== What is required ==
Give every line of the data again, unchanged, but with no pictures.

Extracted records
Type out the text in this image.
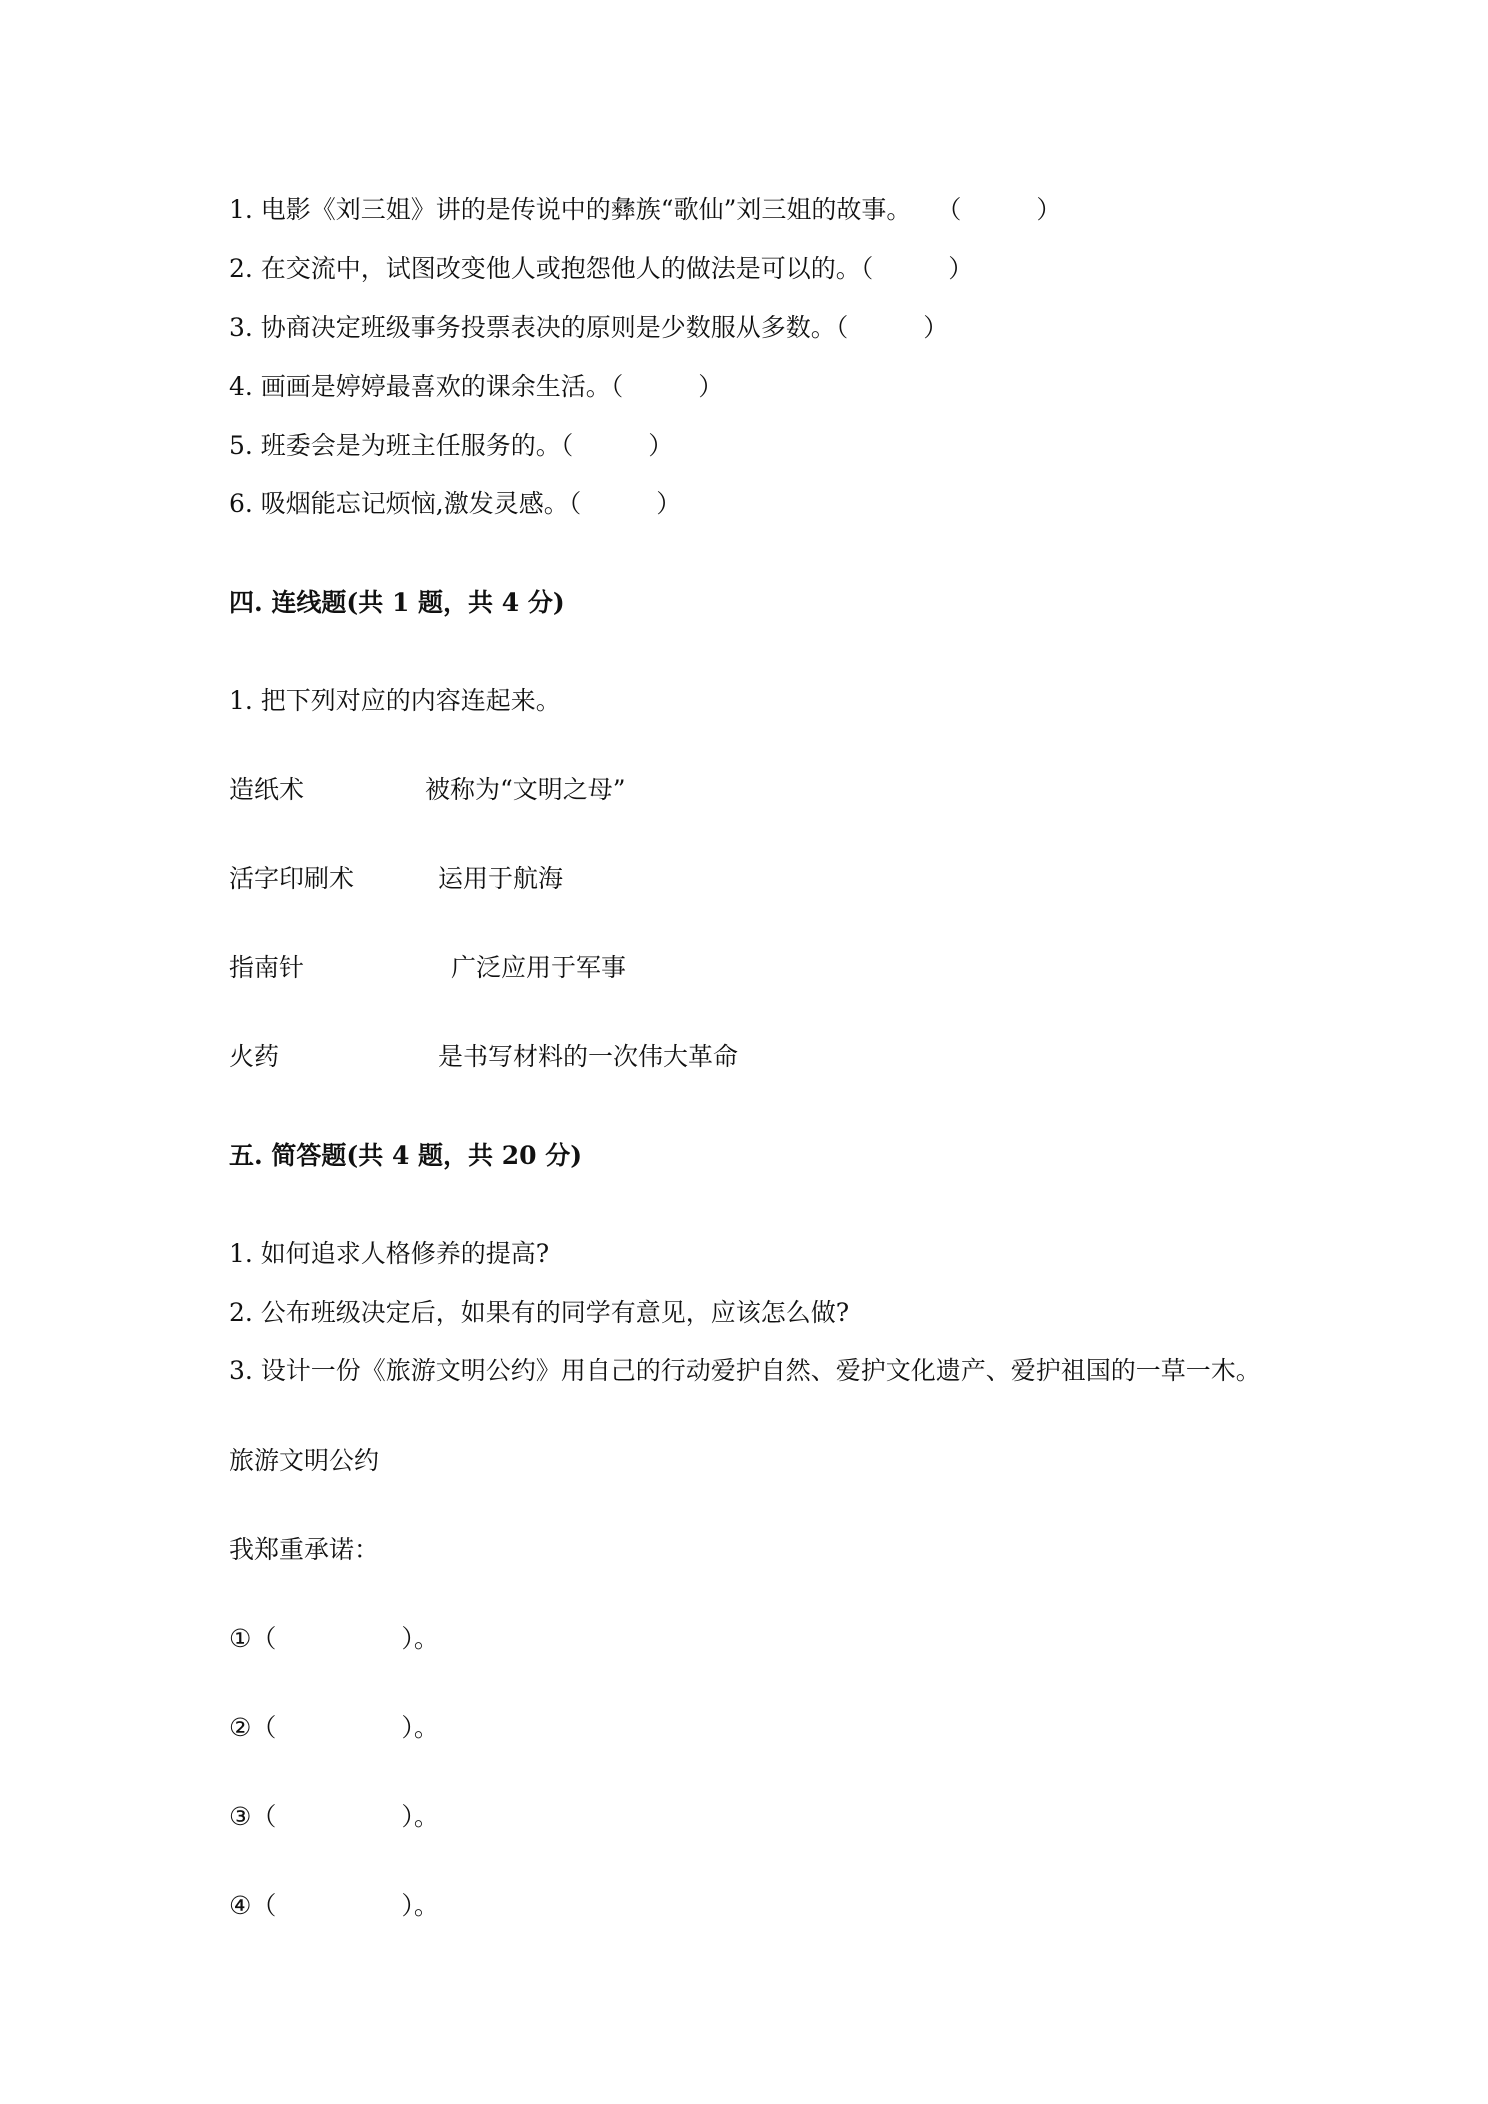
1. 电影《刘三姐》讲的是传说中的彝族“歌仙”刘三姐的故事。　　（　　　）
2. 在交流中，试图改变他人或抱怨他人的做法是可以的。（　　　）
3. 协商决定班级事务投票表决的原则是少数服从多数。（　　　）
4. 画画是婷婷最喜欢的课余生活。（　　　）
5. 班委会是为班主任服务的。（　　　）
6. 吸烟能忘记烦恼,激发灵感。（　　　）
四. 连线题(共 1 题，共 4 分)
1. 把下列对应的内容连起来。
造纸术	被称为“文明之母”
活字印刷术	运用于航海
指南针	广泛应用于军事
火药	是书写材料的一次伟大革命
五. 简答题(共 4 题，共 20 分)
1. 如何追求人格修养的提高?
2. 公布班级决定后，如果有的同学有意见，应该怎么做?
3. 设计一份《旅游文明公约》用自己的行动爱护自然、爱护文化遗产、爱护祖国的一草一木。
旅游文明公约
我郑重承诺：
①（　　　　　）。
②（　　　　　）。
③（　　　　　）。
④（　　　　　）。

== The solution ==
Type out the text in this image.
1. 电影《刘三姐》讲的是传说中的彝族“歌仙”刘三姐的故事。　　（　　　）
2. 在交流中，试图改变他人或抱怨他人的做法是可以的。（　　　）
3. 协商决定班级事务投票表决的原则是少数服从多数。（　　　）
4. 画画是婷婷最喜欢的课余生活。（　　　）
5. 班委会是为班主任服务的。（　　　）
6. 吸烟能忘记烦恼,激发灵感。（　　　）
四. 连线题(共 1 题，共 4 分)
1. 把下列对应的内容连起来。
造纸术	被称为“文明之母”
活字印刷术	运用于航海
指南针	广泛应用于军事
火药	是书写材料的一次伟大革命
五. 简答题(共 4 题，共 20 分)
1. 如何追求人格修养的提高?
2. 公布班级决定后，如果有的同学有意见，应该怎么做?
3. 设计一份《旅游文明公约》用自己的行动爱护自然、爱护文化遗产、爱护祖国的一草一木。
旅游文明公约
我郑重承诺：
①（　　　　　）。
②（　　　　　）。
③（　　　　　）。
④（　　　　　）。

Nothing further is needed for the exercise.